## begin
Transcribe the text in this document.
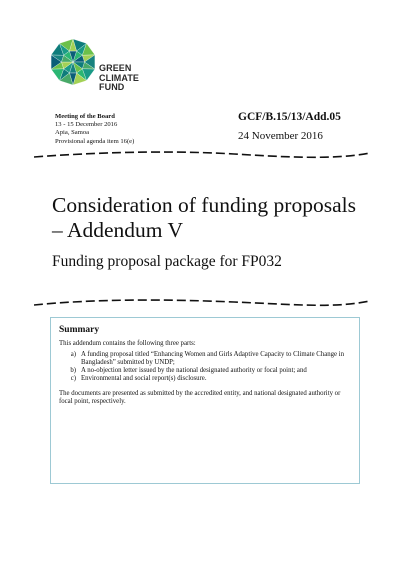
GREEN
CLIMATE
FUND
Meeting of the Board
13 - 15 December 2016
Apia, Samoa
Provisional agenda item 16(e)
GCF/B.15/13/Add.05
24 November 2016
Consideration of funding proposals – Addendum V
Funding proposal package for FP032
Summary
This addendum contains the following three parts:
a) A funding proposal titled “Enhancing Women and Girls Adaptive Capacity to Climate Change in Bangladesh” submitted by UNDP;
b) A no-objection letter issued by the national designated authority or focal point; and
c) Environmental and social report(s) disclosure.
The documents are presented as submitted by the accredited entity, and national designated authority or focal point, respectively.
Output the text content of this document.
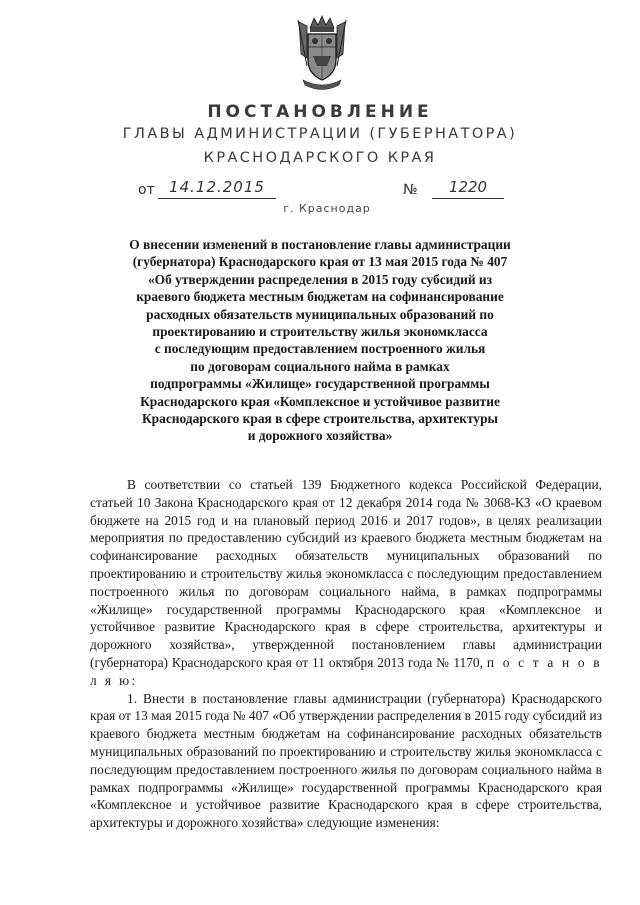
ПОСТАНОВЛЕНИЕ
ГЛАВЫ АДМИНИСТРАЦИИ (ГУБЕРНАТОРА)
КРАСНОДАРСКОГО КРАЯ
от 14.12.2015	№	1220
г. Краснодар
О внесении изменений в постановление главы администрации
(губернатора) Краснодарского края от 13 мая 2015 года № 407
«Об утверждении распределения в 2015 году субсидий из
краевого бюджета местным бюджетам на софинансирование
расходных обязательств муниципальных образований по
проектированию и строительству жилья экономкласса
с последующим предоставлением построенного жилья
по договорам социального найма в рамках
подпрограммы «Жилище» государственной программы
Краснодарского края «Комплексное и устойчивое развитие
Краснодарского края в сфере строительства, архитектуры
и дорожного хозяйства»

В соответствии со статьей 139 Бюджетного кодекса Российской Федерации, статьей 10 Закона Краснодарского края от 12 декабря 2014 года № 3068-КЗ «О краевом бюджете на 2015 год и на плановый период 2016 и 2017 годов», в целях реализации мероприятия по предоставлению субсидий из краевого бюджета местным бюджетам на софинансирование расходных обязательств муниципальных образований по проектированию и строительству жилья экономкласса с последующим предоставлением построенного жилья по договорам социального найма, в рамках подпрограммы «Жилище» государственной программы Краснодарского края «Комплексное и устойчивое развитие Краснодарского края в сфере строительства, архитектуры и дорожного хозяйства», утвержденной постановлением главы администрации (губернатора) Краснодарского края от 11 октября 2013 года № 1170, п о с т а н о в л я ю:

1. Внести в постановление главы администрации (губернатора) Краснодарского края от 13 мая 2015 года № 407 «Об утверждении распределения в 2015 году субсидий из краевого бюджета местным бюджетам на софинансирование расходных обязательств муниципальных образований по проектированию и строительству жилья экономкласса с последующим предоставлением построенного жилья по договорам социального найма в рамках подпрограммы «Жилище» государственной программы Краснодарского края «Комплексное и устойчивое развитие Краснодарского края в сфере строительства, архитектуры и дорожного хозяйства» следующие изменения:
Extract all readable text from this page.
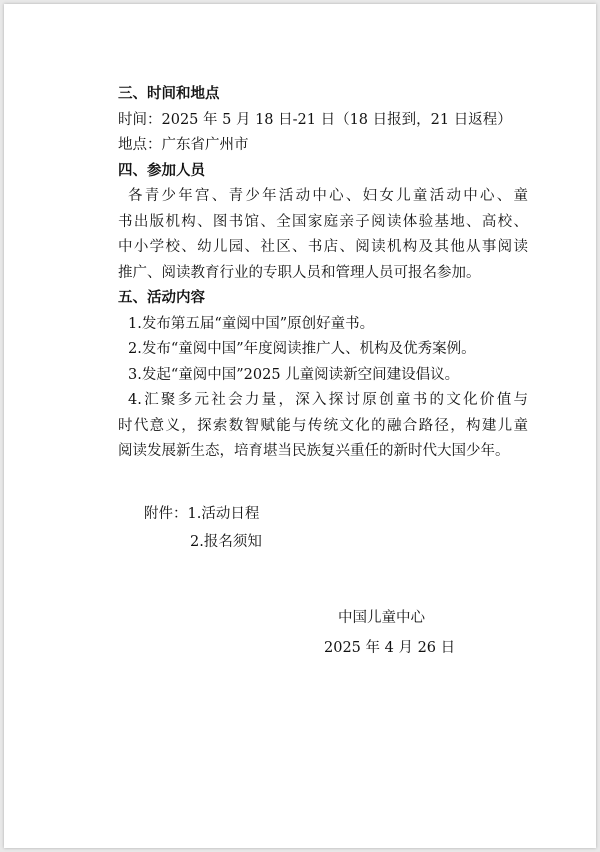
三、时间和地点
时间：2025 年 5 月 18 日-21 日（18 日报到，21 日返程）
地点：广东省广州市
四、参加人员
各青少年宫、青少年活动中心、妇女儿童活动中心、童
书出版机构、图书馆、全国家庭亲子阅读体验基地、高校、
中小学校、幼儿园、社区、书店、阅读机构及其他从事阅读
推广、阅读教育行业的专职人员和管理人员可报名参加。
五、活动内容
1.发布第五届“童阅中国”原创好童书。
2.发布“童阅中国”年度阅读推广人、机构及优秀案例。
3.发起“童阅中国”2025 儿童阅读新空间建设倡议。
4.汇聚多元社会力量，深入探讨原创童书的文化价值与
时代意义，探索数智赋能与传统文化的融合路径，构建儿童
阅读发展新生态，培育堪当民族复兴重任的新时代大国少年。
附件：1.活动日程
2.报名须知
中国儿童中心
2025 年 4 月 26 日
## end
### Given task
Output all of the records exactly as they appear above, but not the pictures.

### Worked answer
Transcribe the text in this document.
GREEN
CLIMATE
FUND
Meeting of the Board
13 - 15 December 2016
Apia, Samoa
Provisional agenda item 16(e)
GCF/B.15/13/Add.05
24 November 2016
Consideration of funding proposals – Addendum V
Funding proposal package for FP032
Summary
This addendum contains the following three parts:
a) A funding proposal titled “Enhancing Women and Girls Adaptive Capacity to Climate Change in Bangladesh” submitted by UNDP;
b) A no-objection letter issued by the national designated authority or focal point; and
c) Environmental and social report(s) disclosure.
The documents are presented as submitted by the accredited entity, and national designated authority or focal point, respectively.
Output the text content of this document.
ПОСТАНОВЛЕНИЕ
ГЛАВЫ АДМИНИСТРАЦИИ (ГУБЕРНАТОРА)
КРАСНОДАРСКОГО КРАЯ
от 14.12.2015	№	1220
г. Краснодар
О внесении изменений в постановление главы администрации
(губернатора) Краснодарского края от 13 мая 2015 года № 407
«Об утверждении распределения в 2015 году субсидий из
краевого бюджета местным бюджетам на софинансирование
расходных обязательств муниципальных образований по
проектированию и строительству жилья экономкласса
с последующим предоставлением построенного жилья
по договорам социального найма в рамках
подпрограммы «Жилище» государственной программы
Краснодарского края «Комплексное и устойчивое развитие
Краснодарского края в сфере строительства, архитектуры
и дорожного хозяйства»

В соответствии со статьей 139 Бюджетного кодекса Российской Федерации, статьей 10 Закона Краснодарского края от 12 декабря 2014 года № 3068-КЗ «О краевом бюджете на 2015 год и на плановый период 2016 и 2017 годов», в целях реализации мероприятия по предоставлению субсидий из краевого бюджета местным бюджетам на софинансирование расходных обязательств муниципальных образований по проектированию и строительству жилья экономкласса с последующим предоставлением построенного жилья по договорам социального найма, в рамках подпрограммы «Жилище» государственной программы Краснодарского края «Комплексное и устойчивое развитие Краснодарского края в сфере строительства, архитектуры и дорожного хозяйства», утвержденной постановлением главы администрации (губернатора) Краснодарского края от 11 октября 2013 года № 1170, п о с т а н о в л я ю:

1. Внести в постановление главы администрации (губернатора) Краснодарского края от 13 мая 2015 года № 407 «Об утверждении распределения в 2015 году субсидий из краевого бюджета местным бюджетам на софинансирование расходных обязательств муниципальных образований по проектированию и строительству жилья экономкласса с последующим предоставлением построенного жилья по договорам социального найма в рамках подпрограммы «Жилище» государственной программы Краснодарского края «Комплексное и устойчивое развитие Краснодарского края в сфере строительства, архитектуры и дорожного хозяйства» следующие изменения:
Extract all readable text from this page.
三、时间和地点
时间：2025 年 5 月 18 日-21 日（18 日报到，21 日返程）
地点：广东省广州市
四、参加人员
各青少年宫、青少年活动中心、妇女儿童活动中心、童
书出版机构、图书馆、全国家庭亲子阅读体验基地、高校、
中小学校、幼儿园、社区、书店、阅读机构及其他从事阅读
推广、阅读教育行业的专职人员和管理人员可报名参加。
五、活动内容
1.发布第五届“童阅中国”原创好童书。
2.发布“童阅中国”年度阅读推广人、机构及优秀案例。
3.发起“童阅中国”2025 儿童阅读新空间建设倡议。
4.汇聚多元社会力量，深入探讨原创童书的文化价值与
时代意义，探索数智赋能与传统文化的融合路径，构建儿童
阅读发展新生态，培育堪当民族复兴重任的新时代大国少年。
附件：1.活动日程
2.报名须知
中国儿童中心
2025 年 4 月 26 日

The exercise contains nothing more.